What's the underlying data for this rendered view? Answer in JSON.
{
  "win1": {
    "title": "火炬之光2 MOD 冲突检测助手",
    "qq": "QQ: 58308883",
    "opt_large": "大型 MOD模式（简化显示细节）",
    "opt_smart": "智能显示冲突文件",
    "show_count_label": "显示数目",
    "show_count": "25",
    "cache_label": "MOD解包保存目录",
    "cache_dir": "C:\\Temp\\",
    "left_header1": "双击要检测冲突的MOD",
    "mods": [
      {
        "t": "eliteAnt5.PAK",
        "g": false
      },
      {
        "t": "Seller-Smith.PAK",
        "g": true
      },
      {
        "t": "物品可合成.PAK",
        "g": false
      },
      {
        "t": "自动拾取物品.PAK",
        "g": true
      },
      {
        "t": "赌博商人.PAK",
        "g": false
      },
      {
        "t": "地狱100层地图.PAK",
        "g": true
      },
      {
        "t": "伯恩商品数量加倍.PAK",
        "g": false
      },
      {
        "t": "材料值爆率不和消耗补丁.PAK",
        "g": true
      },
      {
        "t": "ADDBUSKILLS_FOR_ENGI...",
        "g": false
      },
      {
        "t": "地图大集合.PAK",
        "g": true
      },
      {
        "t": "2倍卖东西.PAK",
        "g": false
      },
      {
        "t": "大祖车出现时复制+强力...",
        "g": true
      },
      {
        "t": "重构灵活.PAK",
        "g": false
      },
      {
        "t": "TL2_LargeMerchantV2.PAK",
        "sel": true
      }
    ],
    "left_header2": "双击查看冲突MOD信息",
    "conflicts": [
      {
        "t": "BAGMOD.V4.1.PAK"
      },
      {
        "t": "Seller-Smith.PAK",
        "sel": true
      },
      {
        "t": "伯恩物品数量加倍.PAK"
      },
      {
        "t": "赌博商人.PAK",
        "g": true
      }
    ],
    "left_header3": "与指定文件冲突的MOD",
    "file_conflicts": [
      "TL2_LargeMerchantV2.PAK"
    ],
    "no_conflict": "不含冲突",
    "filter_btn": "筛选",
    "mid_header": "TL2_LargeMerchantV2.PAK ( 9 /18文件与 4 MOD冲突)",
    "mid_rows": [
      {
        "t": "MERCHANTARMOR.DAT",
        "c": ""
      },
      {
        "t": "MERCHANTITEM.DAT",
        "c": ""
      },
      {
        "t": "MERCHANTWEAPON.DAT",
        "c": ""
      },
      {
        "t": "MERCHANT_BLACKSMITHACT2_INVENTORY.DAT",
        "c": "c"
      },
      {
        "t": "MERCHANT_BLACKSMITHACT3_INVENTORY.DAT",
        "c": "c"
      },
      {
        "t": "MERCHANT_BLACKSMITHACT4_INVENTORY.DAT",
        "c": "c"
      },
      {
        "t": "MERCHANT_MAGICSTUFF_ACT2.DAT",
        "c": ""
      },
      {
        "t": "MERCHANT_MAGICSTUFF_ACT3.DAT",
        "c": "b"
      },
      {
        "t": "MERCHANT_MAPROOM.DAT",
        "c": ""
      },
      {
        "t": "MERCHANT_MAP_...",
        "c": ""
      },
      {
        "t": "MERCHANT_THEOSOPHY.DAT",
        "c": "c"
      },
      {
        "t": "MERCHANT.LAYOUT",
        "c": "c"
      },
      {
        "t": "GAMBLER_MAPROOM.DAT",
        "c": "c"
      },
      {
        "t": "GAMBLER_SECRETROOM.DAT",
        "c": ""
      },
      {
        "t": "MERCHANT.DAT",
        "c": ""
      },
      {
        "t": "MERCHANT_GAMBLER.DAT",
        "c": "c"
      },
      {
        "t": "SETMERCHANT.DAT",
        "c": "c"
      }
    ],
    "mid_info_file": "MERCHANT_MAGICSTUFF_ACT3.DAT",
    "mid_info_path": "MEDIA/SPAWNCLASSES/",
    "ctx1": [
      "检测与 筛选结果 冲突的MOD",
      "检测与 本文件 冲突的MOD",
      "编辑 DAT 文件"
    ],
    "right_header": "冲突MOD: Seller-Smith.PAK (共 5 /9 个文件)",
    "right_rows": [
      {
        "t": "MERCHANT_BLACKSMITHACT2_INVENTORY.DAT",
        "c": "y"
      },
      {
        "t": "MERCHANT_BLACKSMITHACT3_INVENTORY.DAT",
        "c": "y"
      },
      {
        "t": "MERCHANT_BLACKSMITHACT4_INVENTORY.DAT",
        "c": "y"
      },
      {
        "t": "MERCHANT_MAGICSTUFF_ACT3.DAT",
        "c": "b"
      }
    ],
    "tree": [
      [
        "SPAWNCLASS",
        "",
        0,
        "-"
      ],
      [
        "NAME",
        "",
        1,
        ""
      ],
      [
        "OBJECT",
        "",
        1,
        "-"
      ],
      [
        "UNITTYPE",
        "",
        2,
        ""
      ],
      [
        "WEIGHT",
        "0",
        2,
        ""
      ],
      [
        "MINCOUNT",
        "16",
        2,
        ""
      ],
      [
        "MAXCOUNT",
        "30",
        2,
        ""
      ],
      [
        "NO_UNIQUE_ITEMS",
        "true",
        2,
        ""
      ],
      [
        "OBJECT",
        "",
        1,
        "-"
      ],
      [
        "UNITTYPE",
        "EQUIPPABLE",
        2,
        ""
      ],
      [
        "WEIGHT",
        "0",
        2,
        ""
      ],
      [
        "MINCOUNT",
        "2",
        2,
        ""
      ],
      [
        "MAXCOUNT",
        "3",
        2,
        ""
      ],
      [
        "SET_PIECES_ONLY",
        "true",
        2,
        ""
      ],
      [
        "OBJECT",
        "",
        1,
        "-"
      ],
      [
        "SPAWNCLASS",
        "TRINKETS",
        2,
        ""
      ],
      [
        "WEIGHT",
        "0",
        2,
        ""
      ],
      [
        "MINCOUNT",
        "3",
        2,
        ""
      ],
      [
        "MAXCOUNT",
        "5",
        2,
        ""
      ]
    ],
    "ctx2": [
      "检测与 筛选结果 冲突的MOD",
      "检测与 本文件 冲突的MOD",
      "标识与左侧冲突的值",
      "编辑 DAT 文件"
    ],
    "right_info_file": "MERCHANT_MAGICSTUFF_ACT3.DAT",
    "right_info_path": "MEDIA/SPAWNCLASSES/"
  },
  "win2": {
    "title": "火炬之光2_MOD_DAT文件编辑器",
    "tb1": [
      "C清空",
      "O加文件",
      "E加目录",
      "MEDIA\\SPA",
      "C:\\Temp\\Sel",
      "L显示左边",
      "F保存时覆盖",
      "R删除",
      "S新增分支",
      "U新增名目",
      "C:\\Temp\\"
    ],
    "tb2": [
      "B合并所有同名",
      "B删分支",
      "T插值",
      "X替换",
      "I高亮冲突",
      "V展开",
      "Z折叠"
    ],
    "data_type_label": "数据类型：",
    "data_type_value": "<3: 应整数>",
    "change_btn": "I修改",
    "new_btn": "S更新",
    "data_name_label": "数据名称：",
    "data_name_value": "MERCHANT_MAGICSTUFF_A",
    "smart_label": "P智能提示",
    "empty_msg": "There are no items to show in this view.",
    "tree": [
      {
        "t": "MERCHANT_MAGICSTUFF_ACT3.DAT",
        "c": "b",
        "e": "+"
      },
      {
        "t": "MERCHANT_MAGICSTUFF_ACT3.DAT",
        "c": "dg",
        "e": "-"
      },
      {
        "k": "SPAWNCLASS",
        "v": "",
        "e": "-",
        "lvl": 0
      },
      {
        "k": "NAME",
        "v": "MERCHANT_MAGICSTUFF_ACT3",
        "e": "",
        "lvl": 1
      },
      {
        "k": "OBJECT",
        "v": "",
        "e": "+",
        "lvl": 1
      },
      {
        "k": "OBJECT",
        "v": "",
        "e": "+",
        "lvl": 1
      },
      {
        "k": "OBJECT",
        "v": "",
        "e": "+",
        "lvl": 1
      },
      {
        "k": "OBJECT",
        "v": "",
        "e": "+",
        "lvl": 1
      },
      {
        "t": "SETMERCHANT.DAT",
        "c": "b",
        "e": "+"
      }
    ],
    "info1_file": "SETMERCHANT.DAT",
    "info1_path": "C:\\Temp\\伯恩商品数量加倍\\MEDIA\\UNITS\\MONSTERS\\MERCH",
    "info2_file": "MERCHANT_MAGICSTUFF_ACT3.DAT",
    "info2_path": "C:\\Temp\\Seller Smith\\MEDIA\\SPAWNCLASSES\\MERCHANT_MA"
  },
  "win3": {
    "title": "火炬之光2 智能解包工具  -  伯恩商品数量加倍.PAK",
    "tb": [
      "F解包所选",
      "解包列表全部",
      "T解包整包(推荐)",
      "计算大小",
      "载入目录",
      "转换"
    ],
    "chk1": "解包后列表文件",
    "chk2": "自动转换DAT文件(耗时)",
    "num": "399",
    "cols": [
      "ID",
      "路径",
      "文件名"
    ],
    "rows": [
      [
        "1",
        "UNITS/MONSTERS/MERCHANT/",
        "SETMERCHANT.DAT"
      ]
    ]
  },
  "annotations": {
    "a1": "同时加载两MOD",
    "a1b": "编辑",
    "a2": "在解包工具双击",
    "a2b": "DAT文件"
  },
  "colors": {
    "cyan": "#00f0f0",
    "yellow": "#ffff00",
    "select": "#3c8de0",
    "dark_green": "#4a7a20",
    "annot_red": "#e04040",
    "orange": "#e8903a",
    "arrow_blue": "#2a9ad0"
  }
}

_____

**OBJECTIVE**
Give only the number of lines in the data that include the string "MONSTERS".

**REPLY TO THE TASK**
2